Every entry must be repeated exactly. Exclude all pictures.

(Collected data entries)
_ _ _ _ _
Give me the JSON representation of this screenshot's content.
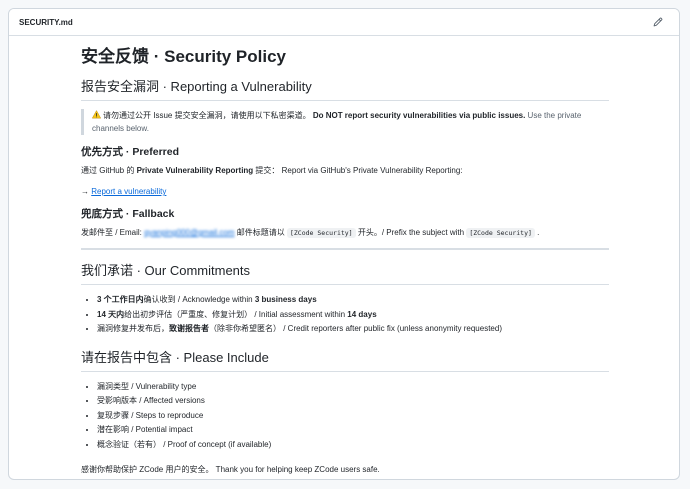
{
  "file": {
    "name": "SECURITY.md"
  },
  "doc": {
    "title": "安全反馈 · Security Policy",
    "reporting": {
      "heading": "报告安全漏洞 · Reporting a Vulnerability",
      "note_cn": "请勿通过公开 Issue 提交安全漏洞，请使用以下私密渠道。",
      "note_en_bold": "Do NOT report security vulnerabilities via public issues.",
      "note_en_rest": " Use the private channels below."
    },
    "preferred": {
      "heading": "优先方式 · Preferred",
      "text_pre": "通过 GitHub 的 ",
      "text_bold": "Private Vulnerability Reporting",
      "text_post": " 提交： Report via GitHub's Private Vulnerability Reporting:",
      "arrow": "→ ",
      "link": "Report a vulnerability"
    },
    "fallback": {
      "heading": "兜底方式 · Fallback",
      "pre": "发邮件至 / Email: ",
      "email": "qyanping000@gmail.com",
      "mid": " 邮件标题请以 ",
      "code1": "[ZCode Security]",
      "mid2": " 开头。/ Prefix the subject with ",
      "code2": "[ZCode Security]",
      "end": " ."
    },
    "commitments": {
      "heading": "我们承诺 · Our Commitments",
      "items": [
        {
          "bold": "3 个工作日内",
          "text": "确认收到 / Acknowledge within ",
          "bold2": "3 business days",
          "rest": ""
        },
        {
          "bold": "14 天内",
          "text": "给出初步评估（严重度、修复计划） / Initial assessment within ",
          "bold2": "14 days",
          "rest": ""
        },
        {
          "bold": "",
          "text": "漏洞修复并发布后，",
          "bold2": "致谢报告者",
          "rest": "（除非你希望匿名） / Credit reporters after public fix (unless anonymity requested)"
        }
      ]
    },
    "include": {
      "heading": "请在报告中包含 · Please Include",
      "items": [
        "漏洞类型 / Vulnerability type",
        "受影响版本 / Affected versions",
        "复现步骤 / Steps to reproduce",
        "潜在影响 / Potential impact",
        "概念验证（若有） / Proof of concept (if available)"
      ]
    },
    "thanks": "感谢你帮助保护 ZCode 用户的安全。 Thank you for helping keep ZCode users safe."
  },
  "colors": {
    "link": "#0969da",
    "border": "#d0d7de",
    "text": "#1f2328"
  },
  "icons": {
    "edit": "pencil-icon",
    "warning": "warning-icon"
  }
}
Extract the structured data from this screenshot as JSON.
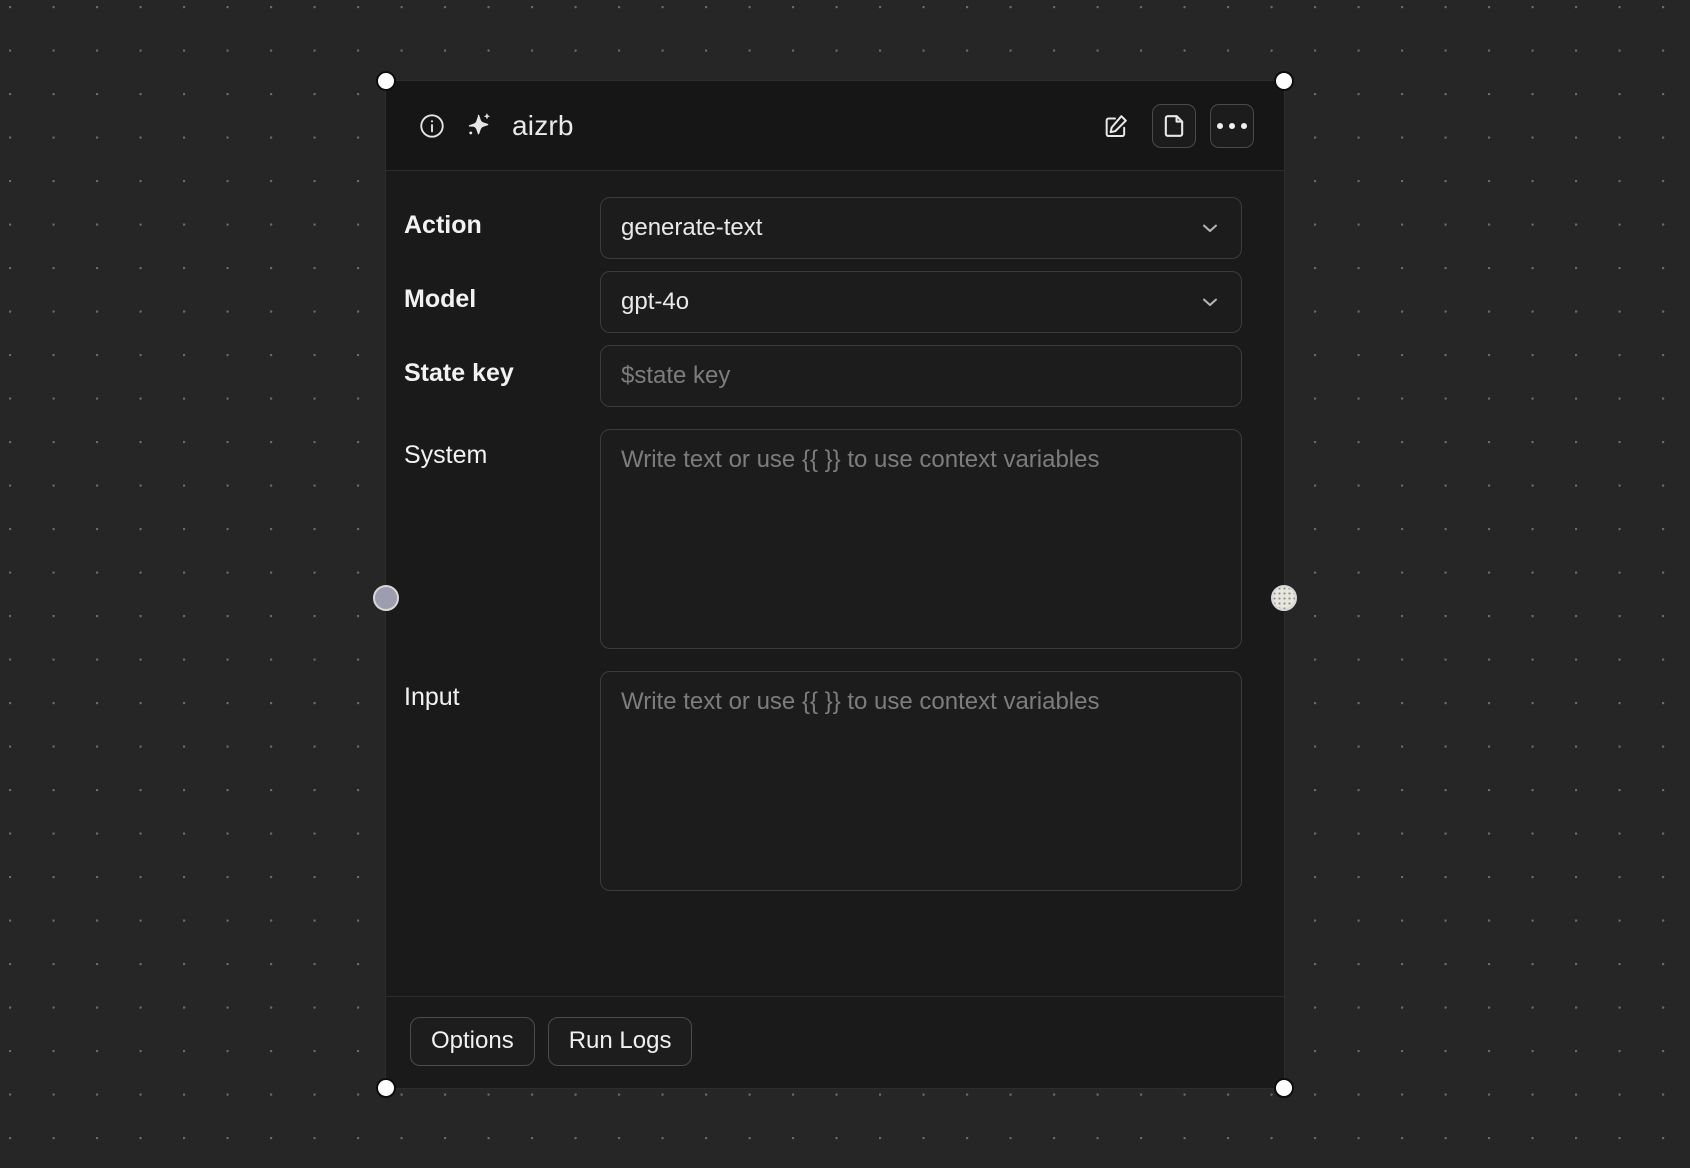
{
  "canvas": {
    "background_color": "#262626",
    "dot_color": "#6a6a6a",
    "grid_spacing_px": 43
  },
  "node": {
    "header": {
      "title": "aizrb",
      "info_icon": "info-circle-icon",
      "type_icon": "sparkle-icon",
      "actions": [
        {
          "name": "edit-button",
          "icon": "pencil-square-icon",
          "bordered": false
        },
        {
          "name": "file-button",
          "icon": "file-icon",
          "bordered": true
        },
        {
          "name": "more-options-button",
          "icon": "ellipsis-icon",
          "bordered": true
        }
      ]
    },
    "fields": [
      {
        "label": "Action",
        "kind": "select",
        "value": "generate-text",
        "placeholder": "",
        "chevron": "chevron-down-icon"
      },
      {
        "label": "Model",
        "kind": "select",
        "value": "gpt-4o",
        "placeholder": "",
        "chevron": "chevron-down-icon"
      },
      {
        "label": "State key",
        "kind": "text",
        "value": "",
        "placeholder": "$state key"
      },
      {
        "label": "System",
        "kind": "textarea",
        "value": "",
        "placeholder": "Write text or use {{ }} to use context variables"
      },
      {
        "label": "Input",
        "kind": "textarea",
        "value": "",
        "placeholder": "Write text or use {{ }} to use context variables"
      }
    ],
    "footer": {
      "buttons": [
        {
          "label": "Options",
          "name": "options-button"
        },
        {
          "label": "Run Logs",
          "name": "run-logs-button"
        }
      ]
    },
    "selection": {
      "selected": true,
      "corner_handle_color": "#ffffff",
      "input_port_color": "#9d9db0",
      "output_port_color": "#e7e7dd"
    },
    "colors": {
      "header_bg": "#161616",
      "body_bg": "#1a1a1a",
      "field_bg": "#1c1c1c",
      "field_border": "#3c3c3c",
      "text": "#eaeaea",
      "placeholder": "#7d7d7d"
    }
  }
}
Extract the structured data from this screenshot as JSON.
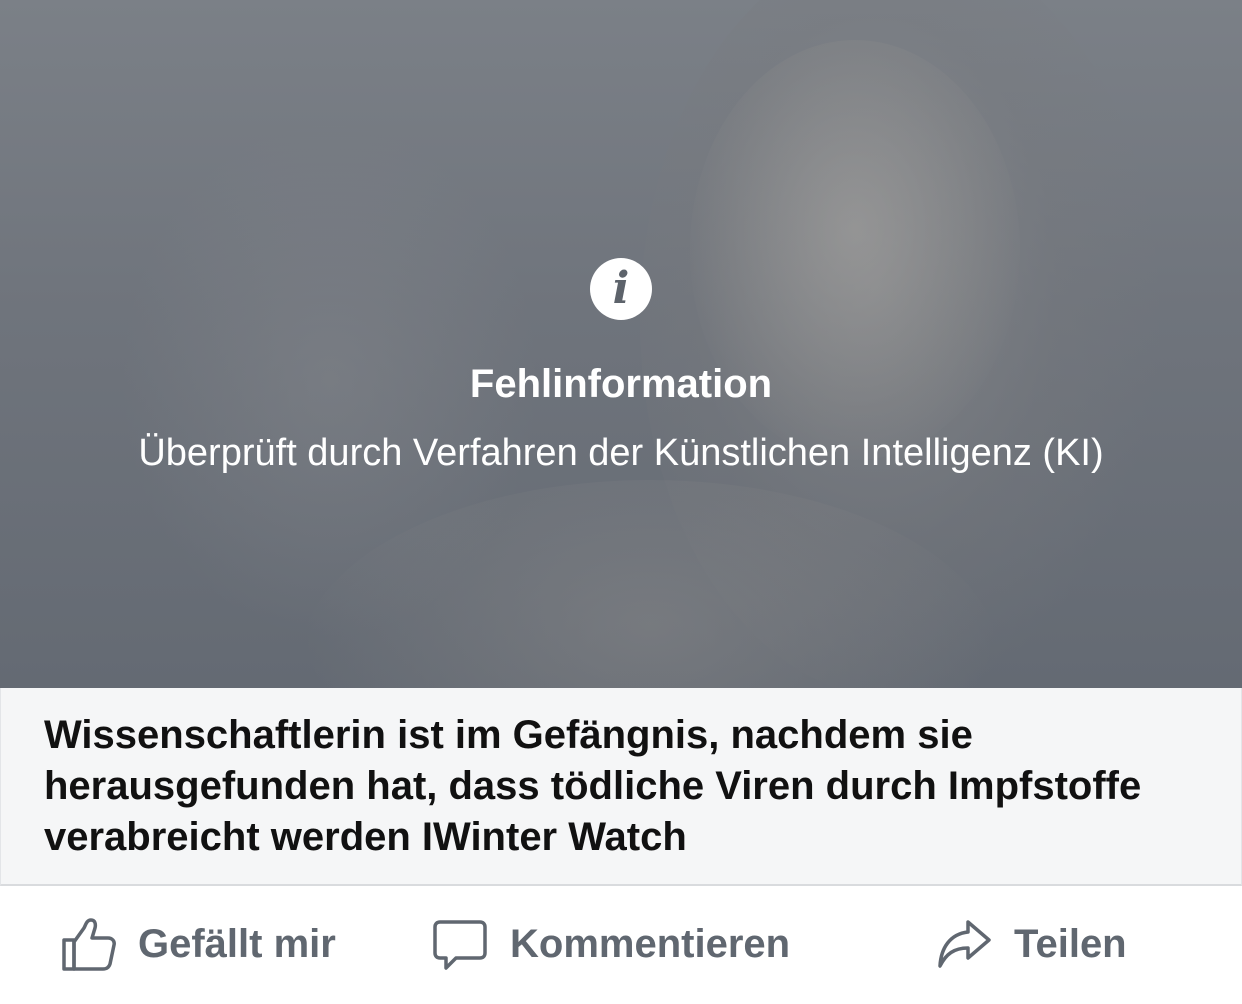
{
  "warning": {
    "icon": "info-icon",
    "title": "Fehlinformation",
    "subtitle": "Überprüft durch Verfahren der Künstlichen Intelligenz (KI)"
  },
  "link": {
    "headline": "Wissenschaftlerin ist im Gefängnis, nachdem sie herausgefunden hat, dass tödliche Viren durch Impfstoffe verabreicht werden IWinter Watch"
  },
  "actions": {
    "like_label": "Gefällt mir",
    "comment_label": "Kommentieren",
    "share_label": "Teilen"
  },
  "colors": {
    "overlay": "#6b7078",
    "link_background": "#f5f6f7",
    "action_text": "#606770"
  }
}
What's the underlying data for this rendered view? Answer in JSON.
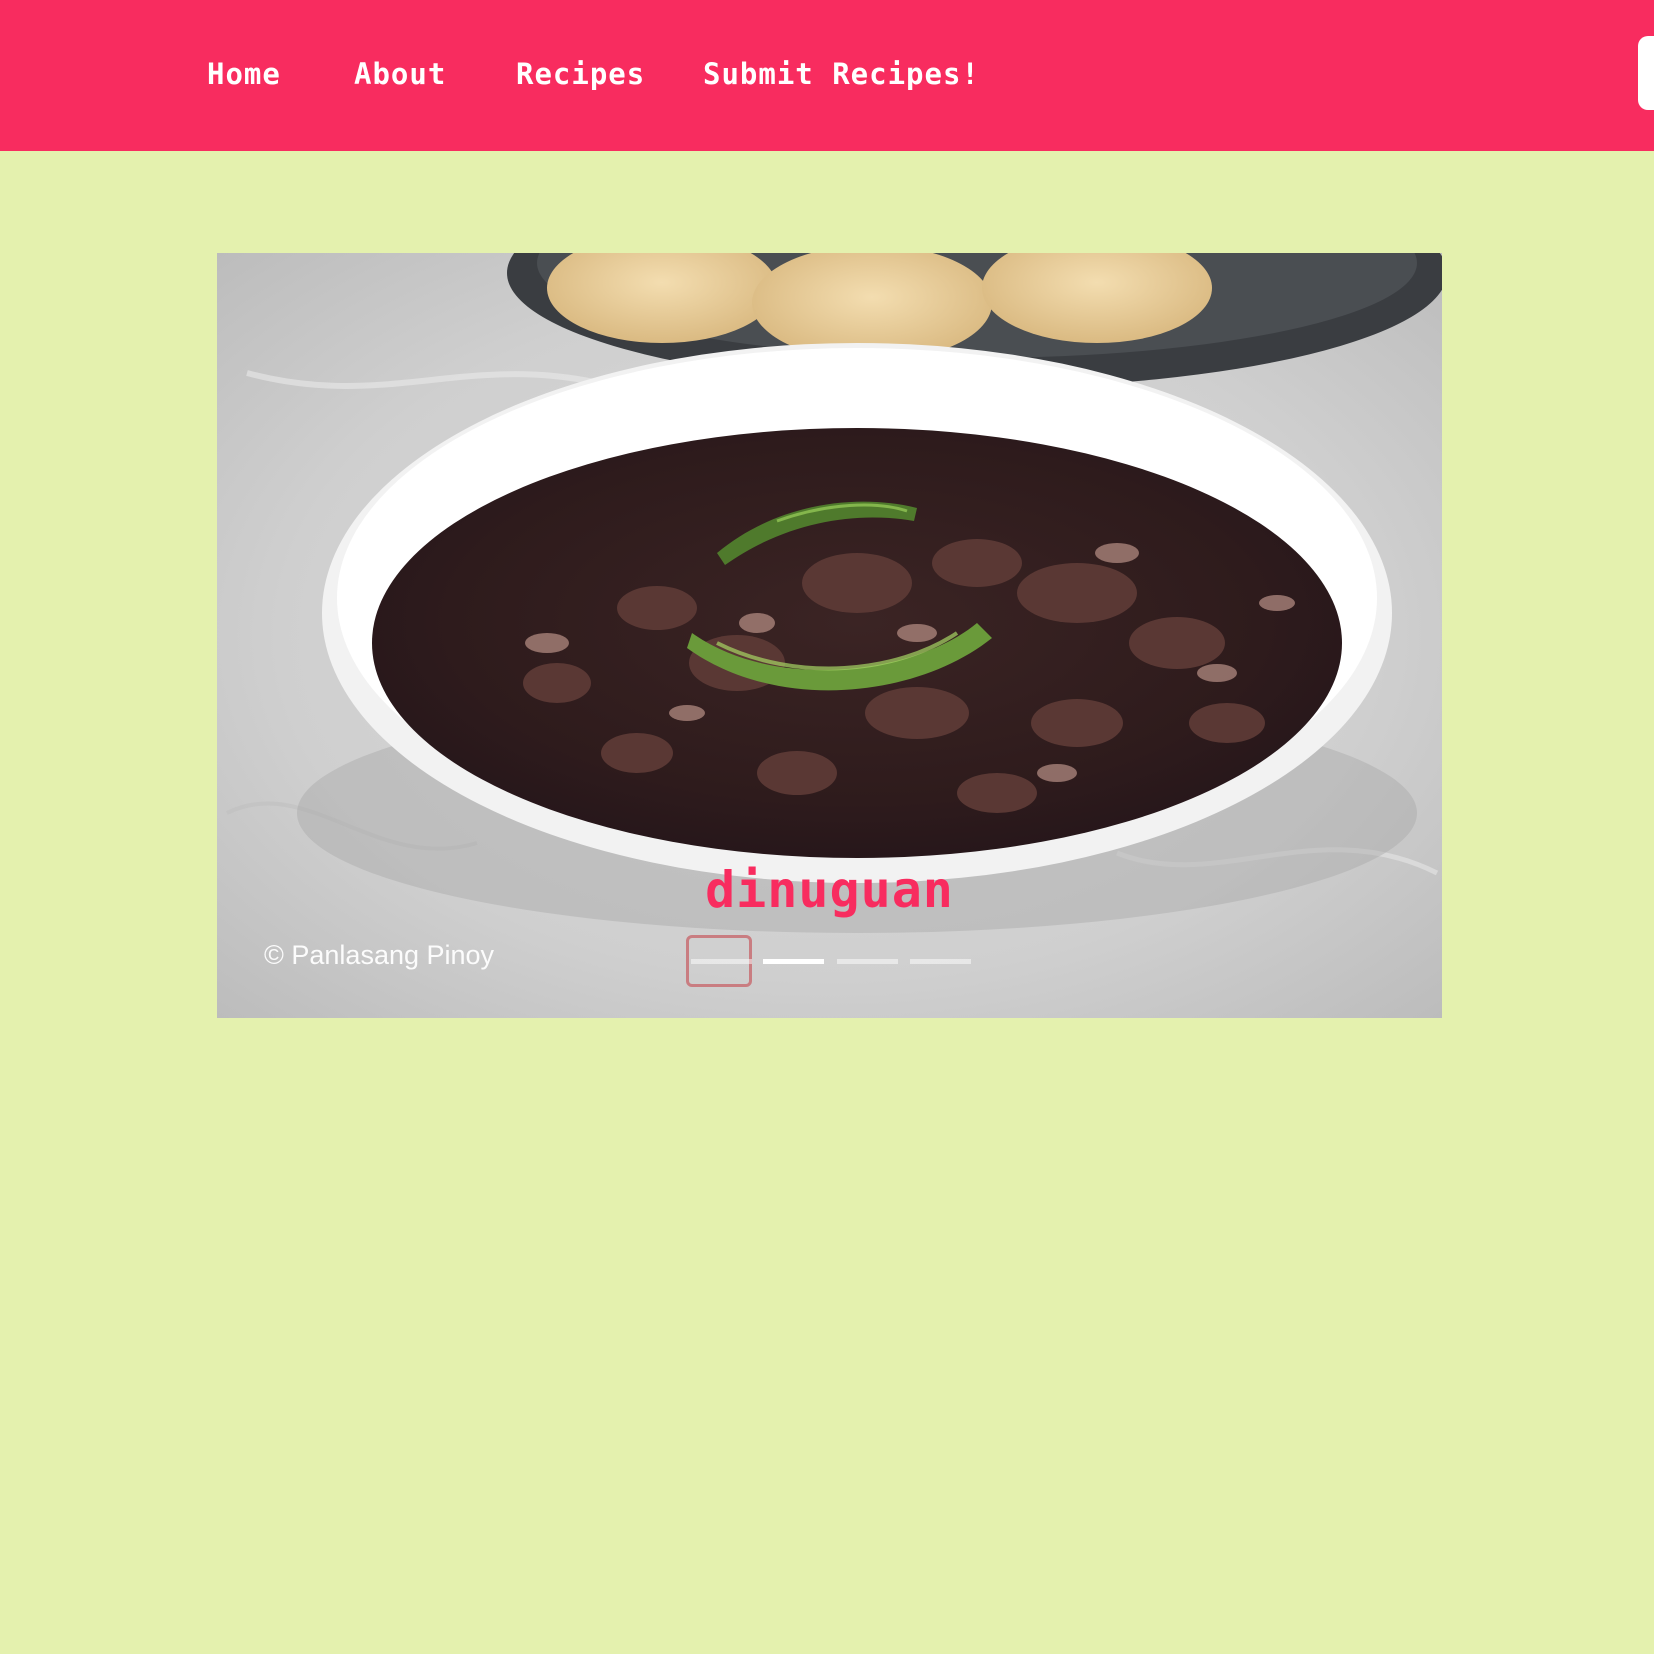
{
  "nav": {
    "items": [
      {
        "label": "Home"
      },
      {
        "label": "About"
      },
      {
        "label": "Recipes"
      },
      {
        "label": "Submit Recipes!"
      }
    ]
  },
  "carousel": {
    "active_index": 1,
    "slides": [
      {
        "title": "dinuguan",
        "credit": "© Panlasang Pinoy"
      }
    ],
    "indicator_count": 4
  },
  "colors": {
    "navbar": "#f82c5f",
    "page_background": "#e4f1ae",
    "caption_text": "#f82c5f"
  }
}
_ _ _ _ _
> FINISHED ANSWER:
Give me the JSON representation of this screenshot's content.
{
  "file": {
    "name": "SECURITY.md"
  },
  "doc": {
    "title": "安全反馈 · Security Policy",
    "reporting": {
      "heading": "报告安全漏洞 · Reporting a Vulnerability",
      "note_cn": "请勿通过公开 Issue 提交安全漏洞，请使用以下私密渠道。",
      "note_en_bold": "Do NOT report security vulnerabilities via public issues.",
      "note_en_rest": " Use the private channels below."
    },
    "preferred": {
      "heading": "优先方式 · Preferred",
      "text_pre": "通过 GitHub 的 ",
      "text_bold": "Private Vulnerability Reporting",
      "text_post": " 提交： Report via GitHub's Private Vulnerability Reporting:",
      "arrow": "→ ",
      "link": "Report a vulnerability"
    },
    "fallback": {
      "heading": "兜底方式 · Fallback",
      "pre": "发邮件至 / Email: ",
      "email": "qyanping000@gmail.com",
      "mid": " 邮件标题请以 ",
      "code1": "[ZCode Security]",
      "mid2": " 开头。/ Prefix the subject with ",
      "code2": "[ZCode Security]",
      "end": " ."
    },
    "commitments": {
      "heading": "我们承诺 · Our Commitments",
      "items": [
        {
          "bold": "3 个工作日内",
          "text": "确认收到 / Acknowledge within ",
          "bold2": "3 business days",
          "rest": ""
        },
        {
          "bold": "14 天内",
          "text": "给出初步评估（严重度、修复计划） / Initial assessment within ",
          "bold2": "14 days",
          "rest": ""
        },
        {
          "bold": "",
          "text": "漏洞修复并发布后，",
          "bold2": "致谢报告者",
          "rest": "（除非你希望匿名） / Credit reporters after public fix (unless anonymity requested)"
        }
      ]
    },
    "include": {
      "heading": "请在报告中包含 · Please Include",
      "items": [
        "漏洞类型 / Vulnerability type",
        "受影响版本 / Affected versions",
        "复现步骤 / Steps to reproduce",
        "潜在影响 / Potential impact",
        "概念验证（若有） / Proof of concept (if available)"
      ]
    },
    "thanks": "感谢你帮助保护 ZCode 用户的安全。 Thank you for helping keep ZCode users safe."
  },
  "colors": {
    "link": "#0969da",
    "border": "#d0d7de",
    "text": "#1f2328"
  },
  "icons": {
    "edit": "pencil-icon",
    "warning": "warning-icon"
  }
}
Extract the structured data from this screenshot as JSON.
{
  "canvas": {
    "background_color": "#262626",
    "dot_color": "#6a6a6a",
    "grid_spacing_px": 43
  },
  "node": {
    "header": {
      "title": "aizrb",
      "info_icon": "info-circle-icon",
      "type_icon": "sparkle-icon",
      "actions": [
        {
          "name": "edit-button",
          "icon": "pencil-square-icon",
          "bordered": false
        },
        {
          "name": "file-button",
          "icon": "file-icon",
          "bordered": true
        },
        {
          "name": "more-options-button",
          "icon": "ellipsis-icon",
          "bordered": true
        }
      ]
    },
    "fields": [
      {
        "label": "Action",
        "kind": "select",
        "value": "generate-text",
        "placeholder": "",
        "chevron": "chevron-down-icon"
      },
      {
        "label": "Model",
        "kind": "select",
        "value": "gpt-4o",
        "placeholder": "",
        "chevron": "chevron-down-icon"
      },
      {
        "label": "State key",
        "kind": "text",
        "value": "",
        "placeholder": "$state key"
      },
      {
        "label": "System",
        "kind": "textarea",
        "value": "",
        "placeholder": "Write text or use {{ }} to use context variables"
      },
      {
        "label": "Input",
        "kind": "textarea",
        "value": "",
        "placeholder": "Write text or use {{ }} to use context variables"
      }
    ],
    "footer": {
      "buttons": [
        {
          "label": "Options",
          "name": "options-button"
        },
        {
          "label": "Run Logs",
          "name": "run-logs-button"
        }
      ]
    },
    "selection": {
      "selected": true,
      "corner_handle_color": "#ffffff",
      "input_port_color": "#9d9db0",
      "output_port_color": "#e7e7dd"
    },
    "colors": {
      "header_bg": "#161616",
      "body_bg": "#1a1a1a",
      "field_bg": "#1c1c1c",
      "field_border": "#3c3c3c",
      "text": "#eaeaea",
      "placeholder": "#7d7d7d"
    }
  }
}
Extract the structured data from this screenshot as JSON.
{
  "warning": {
    "icon": "info-icon",
    "title": "Fehlinformation",
    "subtitle": "Überprüft durch Verfahren der Künstlichen Intelligenz (KI)"
  },
  "link": {
    "headline": "Wissenschaftlerin ist im Gefängnis, nachdem sie herausgefunden hat, dass tödliche Viren durch Impfstoffe verabreicht werden IWinter Watch"
  },
  "actions": {
    "like_label": "Gefällt mir",
    "comment_label": "Kommentieren",
    "share_label": "Teilen"
  },
  "colors": {
    "overlay": "#6b7078",
    "link_background": "#f5f6f7",
    "action_text": "#606770"
  }
}
What's the underlying data for this rendered view? Answer in JSON.
{
  "nav": {
    "items": [
      {
        "label": "Home"
      },
      {
        "label": "About"
      },
      {
        "label": "Recipes"
      },
      {
        "label": "Submit Recipes!"
      }
    ]
  },
  "carousel": {
    "active_index": 1,
    "slides": [
      {
        "title": "dinuguan",
        "credit": "© Panlasang Pinoy"
      }
    ],
    "indicator_count": 4
  },
  "colors": {
    "navbar": "#f82c5f",
    "page_background": "#e4f1ae",
    "caption_text": "#f82c5f"
  }
}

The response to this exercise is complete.